== GIVEN RECORDS
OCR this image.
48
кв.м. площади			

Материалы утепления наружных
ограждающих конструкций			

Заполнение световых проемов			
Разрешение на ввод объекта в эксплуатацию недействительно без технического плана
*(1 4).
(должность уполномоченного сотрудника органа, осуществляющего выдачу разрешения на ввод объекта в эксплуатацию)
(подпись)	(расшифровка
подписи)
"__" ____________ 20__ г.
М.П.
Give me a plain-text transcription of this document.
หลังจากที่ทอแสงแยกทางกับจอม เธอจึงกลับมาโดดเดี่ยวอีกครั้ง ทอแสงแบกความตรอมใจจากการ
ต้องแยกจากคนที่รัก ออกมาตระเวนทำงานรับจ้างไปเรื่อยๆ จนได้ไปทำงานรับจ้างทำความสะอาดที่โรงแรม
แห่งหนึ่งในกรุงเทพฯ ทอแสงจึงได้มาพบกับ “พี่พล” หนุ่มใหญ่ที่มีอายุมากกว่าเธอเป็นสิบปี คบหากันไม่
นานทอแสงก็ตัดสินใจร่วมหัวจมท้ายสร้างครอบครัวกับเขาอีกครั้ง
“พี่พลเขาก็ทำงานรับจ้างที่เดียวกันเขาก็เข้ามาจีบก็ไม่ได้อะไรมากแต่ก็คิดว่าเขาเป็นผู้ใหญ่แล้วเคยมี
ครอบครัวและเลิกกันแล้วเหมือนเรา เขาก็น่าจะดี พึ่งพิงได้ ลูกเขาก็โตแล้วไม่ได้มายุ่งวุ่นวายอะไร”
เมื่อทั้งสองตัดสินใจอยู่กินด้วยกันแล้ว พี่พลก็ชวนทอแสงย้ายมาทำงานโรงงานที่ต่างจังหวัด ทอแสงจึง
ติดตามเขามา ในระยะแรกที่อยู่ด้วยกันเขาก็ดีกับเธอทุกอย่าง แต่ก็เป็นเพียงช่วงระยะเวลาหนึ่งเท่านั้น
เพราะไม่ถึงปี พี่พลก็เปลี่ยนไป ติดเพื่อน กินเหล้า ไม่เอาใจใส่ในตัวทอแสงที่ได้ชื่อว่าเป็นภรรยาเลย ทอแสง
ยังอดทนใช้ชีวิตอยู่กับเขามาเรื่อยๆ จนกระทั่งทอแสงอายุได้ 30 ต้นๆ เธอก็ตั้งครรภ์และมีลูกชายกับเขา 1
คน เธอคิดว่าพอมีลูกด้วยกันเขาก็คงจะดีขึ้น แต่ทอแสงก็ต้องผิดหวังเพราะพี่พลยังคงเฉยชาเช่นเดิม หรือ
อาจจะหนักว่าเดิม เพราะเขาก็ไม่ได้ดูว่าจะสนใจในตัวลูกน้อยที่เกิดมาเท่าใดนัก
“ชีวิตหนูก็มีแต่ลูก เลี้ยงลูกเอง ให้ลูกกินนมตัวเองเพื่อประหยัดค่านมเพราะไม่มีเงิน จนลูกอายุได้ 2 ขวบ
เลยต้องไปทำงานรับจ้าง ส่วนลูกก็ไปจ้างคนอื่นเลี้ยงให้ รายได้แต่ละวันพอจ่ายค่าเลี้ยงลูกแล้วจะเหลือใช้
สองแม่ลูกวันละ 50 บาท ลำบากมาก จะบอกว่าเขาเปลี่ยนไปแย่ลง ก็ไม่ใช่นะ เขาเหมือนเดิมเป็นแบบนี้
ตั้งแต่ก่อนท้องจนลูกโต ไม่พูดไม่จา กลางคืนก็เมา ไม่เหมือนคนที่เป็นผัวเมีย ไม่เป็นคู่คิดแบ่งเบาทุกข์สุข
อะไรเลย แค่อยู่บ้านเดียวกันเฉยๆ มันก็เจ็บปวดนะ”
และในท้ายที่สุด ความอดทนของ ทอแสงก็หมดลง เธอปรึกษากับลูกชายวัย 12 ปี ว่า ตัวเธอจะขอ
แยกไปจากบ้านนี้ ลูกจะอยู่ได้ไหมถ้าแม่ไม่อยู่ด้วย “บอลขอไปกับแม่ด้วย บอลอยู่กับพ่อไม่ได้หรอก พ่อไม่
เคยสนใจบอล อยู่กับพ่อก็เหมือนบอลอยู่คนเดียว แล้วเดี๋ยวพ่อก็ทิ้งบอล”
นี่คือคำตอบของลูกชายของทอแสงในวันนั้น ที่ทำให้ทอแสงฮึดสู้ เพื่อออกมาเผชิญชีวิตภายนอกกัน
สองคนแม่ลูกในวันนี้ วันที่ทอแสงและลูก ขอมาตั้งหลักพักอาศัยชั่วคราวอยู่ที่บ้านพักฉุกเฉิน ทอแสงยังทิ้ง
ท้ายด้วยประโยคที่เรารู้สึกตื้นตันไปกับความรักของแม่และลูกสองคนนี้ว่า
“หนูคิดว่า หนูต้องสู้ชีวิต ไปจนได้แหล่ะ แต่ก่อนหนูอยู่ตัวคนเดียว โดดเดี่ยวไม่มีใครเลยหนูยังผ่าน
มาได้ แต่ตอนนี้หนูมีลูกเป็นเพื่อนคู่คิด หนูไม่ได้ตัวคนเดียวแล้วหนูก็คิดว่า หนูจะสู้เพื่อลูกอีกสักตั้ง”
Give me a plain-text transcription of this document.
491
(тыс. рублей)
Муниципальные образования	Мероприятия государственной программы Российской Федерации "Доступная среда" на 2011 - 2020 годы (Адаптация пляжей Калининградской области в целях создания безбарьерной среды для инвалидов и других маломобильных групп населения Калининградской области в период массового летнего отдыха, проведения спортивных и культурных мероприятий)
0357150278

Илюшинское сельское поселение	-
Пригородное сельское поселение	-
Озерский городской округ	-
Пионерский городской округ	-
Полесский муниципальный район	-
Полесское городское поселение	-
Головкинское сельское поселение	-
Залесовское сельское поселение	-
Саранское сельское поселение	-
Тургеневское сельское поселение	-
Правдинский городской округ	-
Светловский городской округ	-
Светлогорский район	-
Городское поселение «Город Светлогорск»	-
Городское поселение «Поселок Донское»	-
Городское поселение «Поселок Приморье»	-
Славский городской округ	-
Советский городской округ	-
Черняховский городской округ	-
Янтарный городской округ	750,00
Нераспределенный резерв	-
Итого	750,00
====
▶ WHAT IS REQUIRED: State only the number of lines in these entries that contain "ทอแสงจ".

▶ SOLUTION: 2